Traditional approaches do not permit these cross-domain collaborations, increasing the risk of quality issues, ensuing further costs and delays. An enhanced product development process captured in a digital thread not only offers better coordination of workflows and enhances collaboration across disciplines, but it can also automatically verify design proposals, virtually replacing the traditional design-build-test-break-redesign iteration process. This offers companies greater scope to explore more complex design optimization without incurring associated costs. It also ensures that those working on the process are using the latest information all the time.
Streamlined Processes For Faster Prototyping
PLM envisions systematic management of information throughout the entire lifecycle of the product in real-time. The information includes production and product design, product development and delivery process, performance management, and other phases of the product's lifecycle. The product lifecycle processes keep evolving in line with variables, such as functions, time, price, and performance. Given the constantly changing variables, a product innovation process adaptive enough to meet the new market requirements is paramount. PLM solutions help reduce operational costs and time to market. With the processes getting streamlined over time, prototyping becomes faster for semiconductor companies and thus quick time to market.
Optimizing R&D Spends and Outcomes
The ratio of the product lifecycle to product development time in semiconductors is half that for a mobile phone and a third that for an automobile, making a perfect case for R&D excellence the key differentiating factor. For successful semiconductor companies, managing their R&D investments and processes on a systematic and repeatable basis is of prudent importance, necessitating effective technology planning towards aligning R&D spending with current and future business strategies. This also requires harmonizing product and process innovations and leveraging a company's intellectual property to its fullest potential.
Intending to sustain and build up core competitiveness and further spur innovation, Shenzhen Hangsheng Electronics Co., Ltd. (Hangsheng Electronics) introduced digital design and production technologies to its R&D and manufacturing operations. The company optimized its overall PLM process to coordinate technical departments, manage design data, and schedule production, which helped share information across departments and utilize concurrent engineering throughout the design process.

========================

What to work on
1 – Please render the entries from the one containing "note-text: and Timezone" through the one containing "clock-icon [187, 528, 201, 543]", inclusive, as a Markdown table with columns Row and Line, leaving out blank lines.
2 – Write what comes next in the passage on product lifecycle management for semiconductor companies, picking up after its final sentence.

========================

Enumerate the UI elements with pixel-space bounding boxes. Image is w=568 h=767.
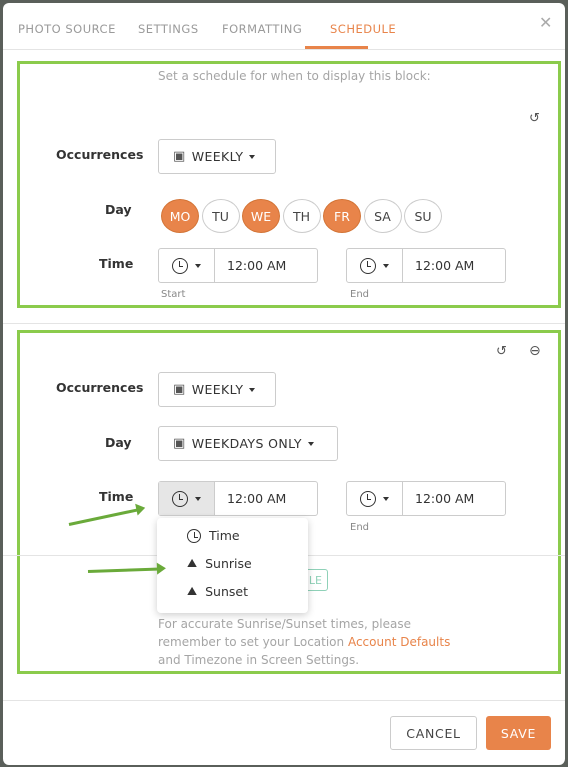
note-text: and Timezone in Screen Settings. [158, 653, 360, 667]
divider [3, 49, 565, 50]
end-label: End [350, 289, 370, 300]
end-time-value[interactable]: 12:00 AM [403, 249, 474, 282]
caret-down-icon [249, 387, 256, 392]
day-toggle-th[interactable]: TH [282, 199, 321, 233]
caret-down-icon [383, 263, 389, 268]
day-toggle-fr[interactable]: FR [323, 199, 361, 233]
end-label: End [350, 522, 370, 533]
day-dropdown[interactable]: ▣ WEEKDAYS ONLY [158, 426, 338, 461]
occurrences-label: Occurrences [56, 147, 144, 162]
cancel-button[interactable]: CANCEL [390, 716, 477, 750]
button-label-fragment: LE [308, 573, 322, 587]
occurrence-dropdown[interactable]: ▣ WEEKLY [158, 372, 276, 407]
end-time-value[interactable]: 12:00 AM [403, 482, 474, 515]
start-time-input[interactable]: 12:00 AM [158, 481, 318, 516]
reset-icon[interactable]: ↺ [529, 111, 540, 126]
day-value: WEEKDAYS ONLY [191, 436, 302, 451]
menu-label: Time [209, 528, 240, 543]
reset-icon[interactable]: ↺ [496, 344, 507, 359]
menu-label: Sunset [205, 584, 248, 599]
save-button[interactable]: SAVE [486, 716, 551, 750]
day-label: Day [105, 202, 132, 217]
occurrences-label: Occurrences [56, 380, 144, 395]
day-toggle-we[interactable]: WE [242, 199, 280, 233]
tab-schedule[interactable]: SCHEDULE [330, 22, 396, 36]
calendar-icon: ▣ [173, 382, 186, 397]
menu-item-sunrise[interactable]: ⛰ Sunrise [187, 556, 252, 571]
start-time-value[interactable]: 12:00 AM [215, 249, 286, 282]
day-toggle-tu[interactable]: TU [201, 199, 240, 233]
start-time-input[interactable]: 12:00 AM [158, 248, 318, 283]
sunrise-icon: ⛰ [187, 556, 198, 570]
clock-icon [187, 528, 201, 543]
clock-icon [360, 490, 376, 507]
start-time-value[interactable]: 12:00 AM [215, 482, 286, 515]
menu-item-sunset[interactable]: ⛰ Sunset [187, 584, 248, 599]
time-type-dropdown[interactable] [159, 249, 215, 282]
sunrise-note: For accurate Sunrise/Sunset times, pleas… [158, 615, 458, 669]
day-label: Day [105, 435, 132, 450]
caret-down-icon [383, 496, 389, 501]
day-toggle-su[interactable]: SU [404, 199, 442, 233]
end-time-input[interactable]: 12:00 AM [346, 248, 506, 283]
start-label: Start [161, 289, 186, 300]
time-type-dropdown[interactable] [347, 249, 403, 282]
occurrence-dropdown[interactable]: ▣ WEEKLY [158, 139, 276, 174]
caret-down-icon [195, 496, 201, 501]
end-time-input[interactable]: 12:00 AM [346, 481, 506, 516]
divider [3, 700, 565, 701]
clock-icon [360, 257, 376, 274]
day-toggle-sa[interactable]: SA [363, 199, 402, 233]
time-type-menu: Time ⛰ Sunrise ⛰ Sunset [157, 518, 308, 613]
time-type-dropdown-open[interactable] [159, 482, 215, 515]
caret-down-icon [307, 441, 314, 446]
close-icon[interactable]: ✕ [539, 13, 552, 32]
time-type-dropdown[interactable] [347, 482, 403, 515]
caret-down-icon [249, 154, 256, 159]
clock-icon [172, 257, 188, 274]
occurrence-value: WEEKLY [191, 382, 244, 397]
intro-text: Set a schedule for when to display this … [158, 69, 431, 83]
caret-down-icon [195, 263, 201, 268]
sunset-icon: ⛰ [187, 584, 198, 598]
schedule-modal: PHOTO SOURCE SETTINGS FORMATTING SCHEDUL… [3, 3, 565, 765]
menu-label: Sunrise [205, 556, 252, 571]
menu-item-time[interactable]: Time [187, 528, 240, 543]
tab-settings[interactable]: SETTINGS [138, 22, 199, 36]
calendar-icon: ▣ [173, 436, 186, 451]
remove-icon[interactable]: ⊖ [529, 343, 541, 359]
clock-icon [172, 490, 188, 507]
time-label: Time [99, 489, 134, 504]
account-defaults-link[interactable]: Account Defaults [348, 635, 450, 649]
calendar-icon: ▣ [173, 149, 186, 164]
tab-photo-source[interactable]: PHOTO SOURCE [18, 22, 116, 36]
tab-formatting[interactable]: FORMATTING [222, 22, 302, 36]
day-toggle-mo[interactable]: MO [161, 199, 199, 233]
occurrence-value: WEEKLY [191, 149, 244, 164]
time-label: Time [99, 256, 134, 271]
divider [3, 323, 565, 324]
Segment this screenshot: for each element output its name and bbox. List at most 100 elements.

========================

Answers per task
1 –
| Row | Line |
|---|---|
| 1 | note-text: and Timezone in Screen Settings. [158, 653, 360, 667] |
| 2 | divider [3, 49, 565, 50] |
| 3 | end-label: End [350, 289, 370, 300] |
| 4 | end-time-value[interactable]: 12:00 AM [403, 249, 474, 282] |
| 5 | caret-down-icon [249, 387, 256, 392] |
| 6 | day-toggle-th[interactable]: TH [282, 199, 321, 233] |
| 7 | caret-down-icon [383, 263, 389, 268] |
| 8 | day-toggle-fr[interactable]: FR [323, 199, 361, 233] |
| 9 | end-label: End [350, 522, 370, 533] |
| 10 | day-dropdown[interactable]: ▣ WEEKDAYS ONLY [158, 426, 338, 461] |
| 11 | occurrences-label: Occurrences [56, 147, 144, 162] |
| 12 | cancel-button[interactable]: CANCEL [390, 716, 477, 750] |
| 13 | button-label-fragment: LE [308, 573, 322, 587] |
| 14 | occurrence-dropdown[interactable]: ▣ WEEKLY [158, 372, 276, 407] |
| 15 | end-time-value[interactable]: 12:00 AM [403, 482, 474, 515] |
| 16 | start-time-input[interactable]: 12:00 AM [158, 481, 318, 516] |
| 17 | reset-icon[interactable]: ↺ [529, 111, 540, 126] |
| 18 | day-value: WEEKDAYS ONLY [191, 436, 302, 451] |
| 19 | menu-label: Time [209, 528, 240, 543] |
| 20 | reset-icon[interactable]: ↺ [496, 344, 507, 359] |
| 21 | menu-label: Sunset [205, 584, 248, 599] |
| 22 | save-button[interactable]: SAVE [486, 716, 551, 750] |
| 23 | day-label: Day [105, 202, 132, 217] |
| 24 | occurrences-label: Occurrences [56, 380, 144, 395] |
| 25 | day-toggle-we[interactable]: WE [242, 199, 280, 233] |
| 26 | tab-schedule[interactable]: SCHEDULE [330, 22, 396, 36] |
| 27 | calendar-icon: ▣ [173, 382, 186, 397] |
| 28 | menu-item-sunrise[interactable]: ⛰ Sunrise [187, 556, 252, 571] |
| 29 | start-time-value[interactable]: 12:00 AM [215, 249, 286, 282] |
| 30 | day-toggle-tu[interactable]: TU [201, 199, 240, 233] |
| 31 | start-time-input[interactable]: 12:00 AM [158, 248, 318, 283] |
| 32 | sunrise-icon: ⛰ [187, 556, 198, 570] |
| 33 | clock-icon [187, 528, 201, 543] |

2 –
To achieve this success, the company pursued a 'phased implementation' by dividing the PLM project into two phases – Propagating PLM best practices & knowledge, meeting the enterprise's applications requirements and effectively managing data; and integrating design & manufacturing, linking the whole R&D process via project management, dramatically upsurge the amount of data managed, etc. As part of this transformation exercise, the PLM system has been fully functional at its technical center and project management department and is also being deployed across manufacturing, quality control, product testing, and other departments. The whole product R&D process has brought profound benefits to the company during this journey.
Real-life Examples of PLM Tech-led Innovation in Chip Manufacturing
Today's PLM is an enterprise and ecosystem enabling platform for product innovation processes. As the name suggests, it spans processes across the lifecycle from concept through manufacturing. PLM also supports processes for more people and the entire product, not just one aspect. It integrates into other applications to pull data about suppliers, plus production operations at your sites and partners. In these ways, PLM supports more profitable innovation in many dimensions.
Example 1
A $2.5B fabless semiconductor company embraced PLM as a transformational initiative, choosing to implement PLM with a development product record. Like many companies, they were using in-house systems, such as a simple spreadsheet repository and a database client with a web interface. They could not efficiently collaborate with external suppliers, foundries, contractors, and manufacturing partners with no standardized tool or process to manage the product record.
To overcome the challenge, product data was transferred to new comprehensive PLM tools, which resulted in a robust enterprise solution. This enhanced solution captures all product groups and development teams and perfectly syncs with external suppliers, foundries, contractors, and manufacturing partners. PLM adoption has resulted in the company achieving a 15% reduction in development costs and a 50% cycle time reduction in validating change order requirements.
Example 2
SK Hynix started operating its M16 plant in early 2021 and is also planning to develop a semiconductor cluster in Yongin, South Korea, to strengthen the overall semiconductor ecosystem. The company-wide efforts demanded the efficient operation of these expanding production sites and the stabilization of the production system. As part of that, the DT organization successfully stabilized the M16 early this year and is now concentrating on advancing the production automation system in the long term.
The DT organization is currently establishing a PLM network to safeguard the integrity of the company-wide business process by integrating internal systems operating in siloes, which were impeding communication between teams. With the end-to-end visibility secured through PLM, decision-making and execution have become much more agile for the company.
In a world quickly transitioning towards a 'smart everything' scenario, the requirement of chips – from standard to highly customized, high precision, and high performance – is only slated to increase. The need to increase capacities and add new capabilities translates to massive capital expenditures, especially in semiconductor manufacturing. Semiconductor companies must leverage the latest technology tools to succeed in this new age of smart innovation and chart their growth journey through the rapidly changing business landscape.
With tools & processes built around the full innovation process, leading semiconductor companies are staying ahead in the market as judged by their product offerings and growth in the marketplace. By following their success stories, other companies need to quickly follow suit if they want to remain in the race to serve their customer; it seems to be the end of the road for them. The choice is YOURS!